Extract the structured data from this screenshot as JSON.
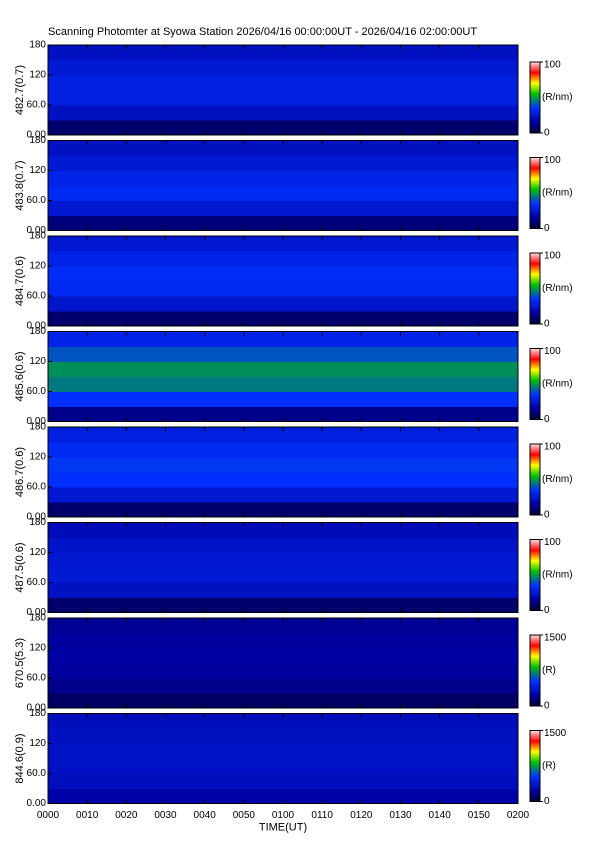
{
  "title": "Scanning Photomter at Syowa Station 2026/04/16 00:00:00UT - 2026/04/16 02:00:00UT",
  "chart_data": [
    {
      "type": "heatmap",
      "ylabel": "482.7(0.7)",
      "ylim": [
        0,
        180
      ],
      "yticks": [
        {
          "value": 0,
          "label": "0.00"
        },
        {
          "value": 60,
          "label": "60.0"
        },
        120,
        180
      ],
      "xlim": [
        0,
        120
      ],
      "ybins": [
        0,
        30,
        60,
        90,
        120,
        150,
        180
      ],
      "values": [
        8,
        22,
        28,
        28,
        26,
        22
      ],
      "clim": [
        0,
        100
      ],
      "cticks": [
        0,
        100
      ],
      "clabel": "(R/nm)"
    },
    {
      "type": "heatmap",
      "ylabel": "483.8(0.7)",
      "ylim": [
        0,
        180
      ],
      "yticks": [
        {
          "value": 0,
          "label": "0.00"
        },
        {
          "value": 60,
          "label": "60.0"
        },
        120,
        180
      ],
      "xlim": [
        0,
        120
      ],
      "ybins": [
        0,
        30,
        60,
        90,
        120,
        150,
        180
      ],
      "values": [
        10,
        25,
        32,
        30,
        26,
        22
      ],
      "clim": [
        0,
        100
      ],
      "cticks": [
        0,
        100
      ],
      "clabel": "(R/nm)"
    },
    {
      "type": "heatmap",
      "ylabel": "484.7(0.6)",
      "ylim": [
        0,
        180
      ],
      "yticks": [
        {
          "value": 0,
          "label": "0.00"
        },
        {
          "value": 60,
          "label": "60.0"
        },
        120,
        180
      ],
      "xlim": [
        0,
        120
      ],
      "ybins": [
        0,
        30,
        60,
        90,
        120,
        150,
        180
      ],
      "values": [
        8,
        24,
        32,
        33,
        30,
        25
      ],
      "clim": [
        0,
        100
      ],
      "cticks": [
        0,
        100
      ],
      "clabel": "(R/nm)"
    },
    {
      "type": "heatmap",
      "ylabel": "485.6(0.6)",
      "ylim": [
        0,
        180
      ],
      "yticks": [
        {
          "value": 0,
          "label": "0.00"
        },
        {
          "value": 60,
          "label": "60.0"
        },
        120,
        180
      ],
      "xlim": [
        0,
        120
      ],
      "ybins": [
        0,
        30,
        60,
        90,
        120,
        150,
        180
      ],
      "values": [
        12,
        35,
        45,
        48,
        40,
        30
      ],
      "clim": [
        0,
        100
      ],
      "cticks": [
        0,
        100
      ],
      "clabel": "(R/nm)"
    },
    {
      "type": "heatmap",
      "ylabel": "486.7(0.6)",
      "ylim": [
        0,
        180
      ],
      "yticks": [
        {
          "value": 0,
          "label": "0.00"
        },
        {
          "value": 60,
          "label": "60.0"
        },
        120,
        180
      ],
      "xlim": [
        0,
        120
      ],
      "ybins": [
        0,
        30,
        60,
        90,
        120,
        150,
        180
      ],
      "values": [
        8,
        25,
        35,
        36,
        32,
        28
      ],
      "clim": [
        0,
        100
      ],
      "cticks": [
        0,
        100
      ],
      "clabel": "(R/nm)"
    },
    {
      "type": "heatmap",
      "ylabel": "487.5(0.6)",
      "ylim": [
        0,
        180
      ],
      "yticks": [
        {
          "value": 0,
          "label": "0.00"
        },
        {
          "value": 60,
          "label": "60.0"
        },
        120,
        180
      ],
      "xlim": [
        0,
        120
      ],
      "ybins": [
        0,
        30,
        60,
        90,
        120,
        150,
        180
      ],
      "values": [
        8,
        22,
        26,
        25,
        23,
        20
      ],
      "clim": [
        0,
        100
      ],
      "cticks": [
        0,
        100
      ],
      "clabel": "(R/nm)"
    },
    {
      "type": "heatmap",
      "ylabel": "670.5(5.3)",
      "ylim": [
        0,
        180
      ],
      "yticks": [
        {
          "value": 0,
          "label": "0.00"
        },
        {
          "value": 60,
          "label": "60.0"
        },
        120,
        180
      ],
      "xlim": [
        0,
        120
      ],
      "ybins": [
        0,
        30,
        60,
        90,
        120,
        150,
        180
      ],
      "values": [
        100,
        180,
        220,
        230,
        220,
        200
      ],
      "clim": [
        0,
        1500
      ],
      "cticks": [
        0,
        1500
      ],
      "clabel": "(R)"
    },
    {
      "type": "heatmap",
      "ylabel": "844.6(0.9)",
      "ylim": [
        0,
        180
      ],
      "yticks": [
        {
          "value": 0,
          "label": "0.00"
        },
        {
          "value": 60,
          "label": "60.0"
        },
        120,
        180
      ],
      "xlim": [
        0,
        120
      ],
      "ybins": [
        0,
        30,
        60,
        90,
        120,
        150,
        180
      ],
      "values": [
        250,
        320,
        340,
        340,
        330,
        310
      ],
      "clim": [
        0,
        1500
      ],
      "cticks": [
        0,
        1500
      ],
      "clabel": "(R)",
      "xlabel": "TIME(UT)",
      "xticks": [
        {
          "value": 0,
          "label": "0000"
        },
        {
          "value": 10,
          "label": "0010"
        },
        {
          "value": 20,
          "label": "0020"
        },
        {
          "value": 30,
          "label": "0030"
        },
        {
          "value": 40,
          "label": "0040"
        },
        {
          "value": 50,
          "label": "0050"
        },
        {
          "value": 60,
          "label": "0100"
        },
        {
          "value": 70,
          "label": "0110"
        },
        {
          "value": 80,
          "label": "0120"
        },
        {
          "value": 90,
          "label": "0130"
        },
        {
          "value": 100,
          "label": "0140"
        },
        {
          "value": 110,
          "label": "0150"
        },
        {
          "value": 120,
          "label": "0200"
        }
      ]
    }
  ]
}
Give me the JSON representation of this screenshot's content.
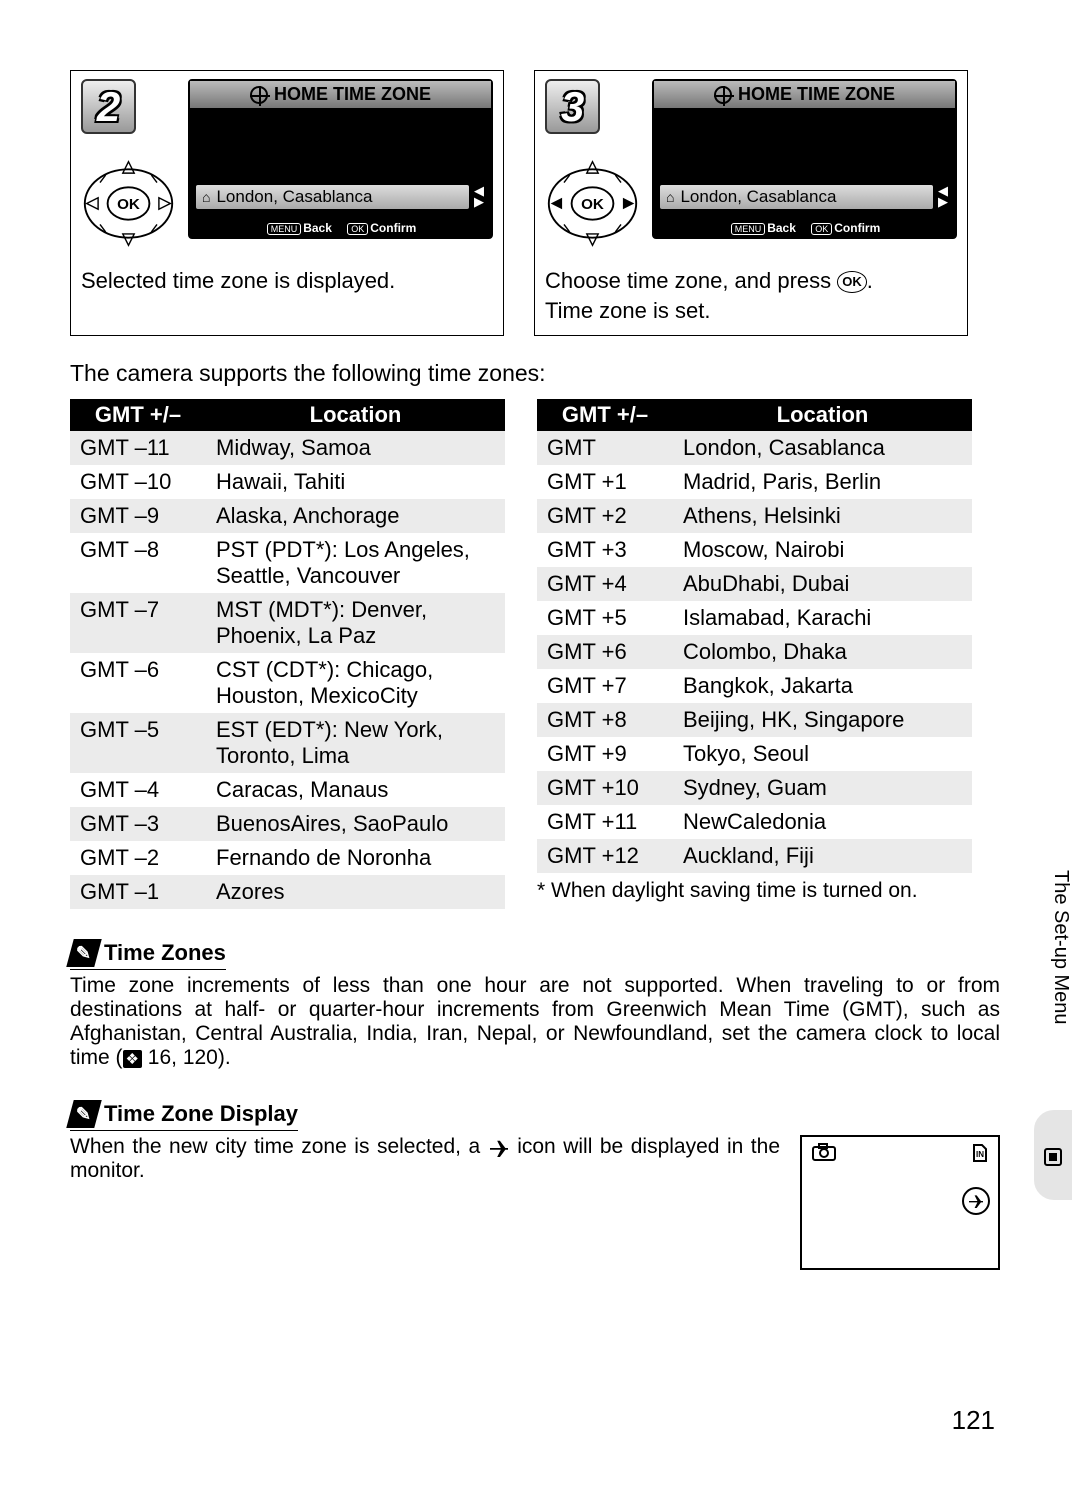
{
  "side_tab": {
    "label": "The Set-up Menu"
  },
  "steps": [
    {
      "num": "2",
      "screen_title": "HOME TIME ZONE",
      "screen_location": "London, Casablanca",
      "footer_back": "Back",
      "footer_menu": "MENU",
      "footer_ok": "OK",
      "footer_confirm": "Confirm",
      "caption": "Selected time zone is displayed."
    },
    {
      "num": "3",
      "screen_title": "HOME TIME ZONE",
      "screen_location": "London, Casablanca",
      "footer_back": "Back",
      "footer_menu": "MENU",
      "footer_ok": "OK",
      "footer_confirm": "Confirm",
      "caption_a": "Choose time zone, and press ",
      "caption_b": ".",
      "caption_c": "Time zone is set.",
      "ok_label": "OK"
    }
  ],
  "intro": "The camera supports the following time zones:",
  "table": {
    "head_gmt": "GMT +/–",
    "head_loc": "Location",
    "left": [
      {
        "gmt": "GMT –11",
        "loc": "Midway, Samoa"
      },
      {
        "gmt": "GMT –10",
        "loc": "Hawaii, Tahiti"
      },
      {
        "gmt": "GMT –9",
        "loc": "Alaska, Anchorage"
      },
      {
        "gmt": "GMT –8",
        "loc": "PST (PDT*): Los Angeles, Seattle, Vancouver"
      },
      {
        "gmt": "GMT –7",
        "loc": "MST (MDT*): Denver, Phoenix, La Paz"
      },
      {
        "gmt": "GMT –6",
        "loc": "CST (CDT*): Chicago, Houston, MexicoCity"
      },
      {
        "gmt": "GMT –5",
        "loc": "EST (EDT*): New York, Toronto, Lima"
      },
      {
        "gmt": "GMT –4",
        "loc": "Caracas, Manaus"
      },
      {
        "gmt": "GMT –3",
        "loc": "BuenosAires, SaoPaulo"
      },
      {
        "gmt": "GMT –2",
        "loc": "Fernando de Noronha"
      },
      {
        "gmt": "GMT –1",
        "loc": "Azores"
      }
    ],
    "right": [
      {
        "gmt": "GMT",
        "loc": "London, Casablanca"
      },
      {
        "gmt": "GMT +1",
        "loc": "Madrid, Paris, Berlin"
      },
      {
        "gmt": "GMT +2",
        "loc": "Athens, Helsinki"
      },
      {
        "gmt": "GMT +3",
        "loc": "Moscow, Nairobi"
      },
      {
        "gmt": "GMT +4",
        "loc": "AbuDhabi, Dubai"
      },
      {
        "gmt": "GMT +5",
        "loc": "Islamabad, Karachi"
      },
      {
        "gmt": "GMT +6",
        "loc": "Colombo, Dhaka"
      },
      {
        "gmt": "GMT +7",
        "loc": "Bangkok, Jakarta"
      },
      {
        "gmt": "GMT +8",
        "loc": "Beijing, HK, Singapore"
      },
      {
        "gmt": "GMT +9",
        "loc": "Tokyo, Seoul"
      },
      {
        "gmt": "GMT +10",
        "loc": "Sydney, Guam"
      },
      {
        "gmt": "GMT +11",
        "loc": "NewCaledonia"
      },
      {
        "gmt": "GMT +12",
        "loc": "Auckland, Fiji"
      }
    ],
    "dst_note": "* When daylight saving time is turned on."
  },
  "note1": {
    "title": "Time Zones",
    "body_a": "Time zone increments of less than one hour are not supported. When traveling to or from destinations at half- or quarter-hour increments from Greenwich Mean Time (GMT), such as Afghanistan, Central Australia, India, Iran, Nepal, or Newfoundland, set the camera clock to local time (",
    "ref": "❖",
    "body_b": " 16, 120)."
  },
  "note2": {
    "title": "Time Zone Display",
    "body_a": "When the new city time zone is selected, a ",
    "body_b": " icon will be displayed in the monitor."
  },
  "pagenum": "121"
}
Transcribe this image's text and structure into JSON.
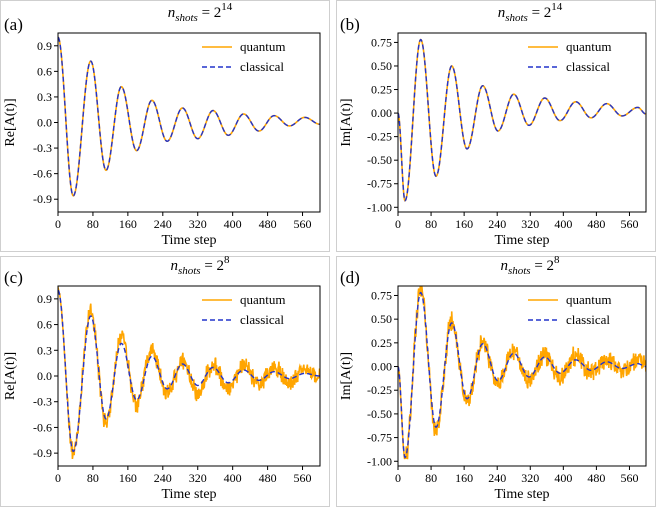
{
  "panels": [
    {
      "letter": "(a)",
      "title_base": "n",
      "title_sub": "shots",
      "title_eq": " = 2",
      "title_exp": "14"
    },
    {
      "letter": "(b)",
      "title_base": "n",
      "title_sub": "shots",
      "title_eq": " = 2",
      "title_exp": "14"
    },
    {
      "letter": "(c)",
      "title_base": "n",
      "title_sub": "shots",
      "title_eq": " = 2",
      "title_exp": "8"
    },
    {
      "letter": "(d)",
      "title_base": "n",
      "title_sub": "shots",
      "title_eq": " = 2",
      "title_exp": "8"
    }
  ],
  "colors": {
    "quantum": "#FFA500",
    "classical": "#2233CC"
  },
  "chart_data": [
    {
      "type": "line",
      "ylabel": "Re[A(t)]",
      "xlabel": "Time step",
      "xlim": [
        0,
        600
      ],
      "ylim": [
        -1.05,
        1.05
      ],
      "xticks": [
        0,
        80,
        160,
        240,
        320,
        400,
        480,
        560
      ],
      "yticks": [
        0.9,
        0.6,
        0.3,
        0.0,
        -0.3,
        -0.6,
        -0.9
      ],
      "ytick_labels": [
        "0.9",
        "0.6",
        "0.3",
        "0.0",
        "-0.3",
        "-0.6",
        "-0.9"
      ],
      "legend": "top-right",
      "grid": false,
      "x": [
        0,
        35,
        75,
        110,
        145,
        180,
        215,
        250,
        285,
        320,
        355,
        390,
        425,
        460,
        495,
        530,
        565,
        600
      ],
      "series": [
        {
          "name": "quantum",
          "values": [
            1.0,
            -0.86,
            0.72,
            -0.56,
            0.42,
            -0.33,
            0.26,
            -0.22,
            0.17,
            -0.19,
            0.14,
            -0.15,
            0.1,
            -0.1,
            0.08,
            -0.04,
            0.06,
            -0.02
          ]
        },
        {
          "name": "classical",
          "values": [
            1.0,
            -0.86,
            0.72,
            -0.56,
            0.42,
            -0.33,
            0.26,
            -0.22,
            0.17,
            -0.19,
            0.14,
            -0.15,
            0.1,
            -0.1,
            0.08,
            -0.04,
            0.06,
            -0.02
          ]
        }
      ]
    },
    {
      "type": "line",
      "ylabel": "Im[A(t)]",
      "xlabel": "Time step",
      "xlim": [
        0,
        600
      ],
      "ylim": [
        -1.05,
        0.85
      ],
      "xticks": [
        0,
        80,
        160,
        240,
        320,
        400,
        480,
        560
      ],
      "yticks": [
        0.75,
        0.5,
        0.25,
        0.0,
        -0.25,
        -0.5,
        -0.75,
        -1.0
      ],
      "ytick_labels": [
        "0.75",
        "0.50",
        "0.25",
        "0.00",
        "-0.25",
        "-0.50",
        "-0.75",
        "-1.00"
      ],
      "legend": "top-right",
      "grid": false,
      "x": [
        0,
        17,
        55,
        92,
        130,
        167,
        205,
        242,
        280,
        317,
        355,
        392,
        430,
        467,
        505,
        542,
        580,
        600
      ],
      "series": [
        {
          "name": "quantum",
          "values": [
            0.0,
            -0.93,
            0.78,
            -0.67,
            0.5,
            -0.38,
            0.29,
            -0.19,
            0.2,
            -0.13,
            0.16,
            -0.08,
            0.12,
            -0.05,
            0.1,
            -0.03,
            0.06,
            -0.01
          ]
        },
        {
          "name": "classical",
          "values": [
            0.0,
            -0.93,
            0.78,
            -0.67,
            0.5,
            -0.38,
            0.29,
            -0.19,
            0.2,
            -0.13,
            0.16,
            -0.08,
            0.12,
            -0.05,
            0.1,
            -0.03,
            0.06,
            -0.01
          ]
        }
      ]
    },
    {
      "type": "line",
      "ylabel": "Re[A(t)]",
      "xlabel": "Time step",
      "xlim": [
        0,
        600
      ],
      "ylim": [
        -1.05,
        1.05
      ],
      "xticks": [
        0,
        80,
        160,
        240,
        320,
        400,
        480,
        560
      ],
      "yticks": [
        0.9,
        0.6,
        0.3,
        0.0,
        -0.3,
        -0.6,
        -0.9
      ],
      "ytick_labels": [
        "0.9",
        "0.6",
        "0.3",
        "0.0",
        "-0.3",
        "-0.6",
        "-0.9"
      ],
      "legend": "top-right",
      "grid": false,
      "x": [
        0,
        35,
        75,
        110,
        145,
        180,
        215,
        250,
        285,
        320,
        355,
        390,
        425,
        460,
        495,
        530,
        565,
        600
      ],
      "series": [
        {
          "name": "quantum",
          "values": [
            1.0,
            -0.9,
            0.76,
            -0.55,
            0.45,
            -0.32,
            0.3,
            -0.2,
            0.16,
            -0.18,
            0.12,
            -0.14,
            0.12,
            -0.1,
            0.1,
            -0.08,
            0.08,
            0.0
          ]
        },
        {
          "name": "classical",
          "values": [
            1.0,
            -0.88,
            0.7,
            -0.5,
            0.38,
            -0.28,
            0.23,
            -0.15,
            0.14,
            -0.11,
            0.1,
            -0.08,
            0.07,
            -0.05,
            0.05,
            -0.03,
            0.03,
            0.0
          ]
        }
      ]
    },
    {
      "type": "line",
      "ylabel": "Im[A(t)]",
      "xlabel": "Time step",
      "xlim": [
        0,
        600
      ],
      "ylim": [
        -1.05,
        0.85
      ],
      "xticks": [
        0,
        80,
        160,
        240,
        320,
        400,
        480,
        560
      ],
      "yticks": [
        0.75,
        0.5,
        0.25,
        0.0,
        -0.25,
        -0.5,
        -0.75,
        -1.0
      ],
      "ytick_labels": [
        "0.75",
        "0.50",
        "0.25",
        "0.00",
        "-0.25",
        "-0.50",
        "-0.75",
        "-1.00"
      ],
      "legend": "top-right",
      "grid": false,
      "x": [
        0,
        17,
        55,
        92,
        130,
        167,
        205,
        242,
        280,
        317,
        355,
        392,
        430,
        467,
        505,
        542,
        580,
        600
      ],
      "series": [
        {
          "name": "quantum",
          "values": [
            0.0,
            -0.98,
            0.82,
            -0.68,
            0.48,
            -0.38,
            0.26,
            -0.18,
            0.16,
            -0.14,
            0.12,
            -0.1,
            0.1,
            -0.06,
            0.08,
            -0.04,
            0.05,
            0.0
          ]
        },
        {
          "name": "classical",
          "values": [
            0.0,
            -0.96,
            0.78,
            -0.64,
            0.46,
            -0.34,
            0.24,
            -0.15,
            0.14,
            -0.11,
            0.1,
            -0.07,
            0.07,
            -0.04,
            0.05,
            -0.02,
            0.03,
            0.0
          ]
        }
      ]
    }
  ]
}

----------

■ Exercise aim ■
Your answer should be a single number: the count of lines in the listing that contain the word "screenshot".

■ Complete answer ■
2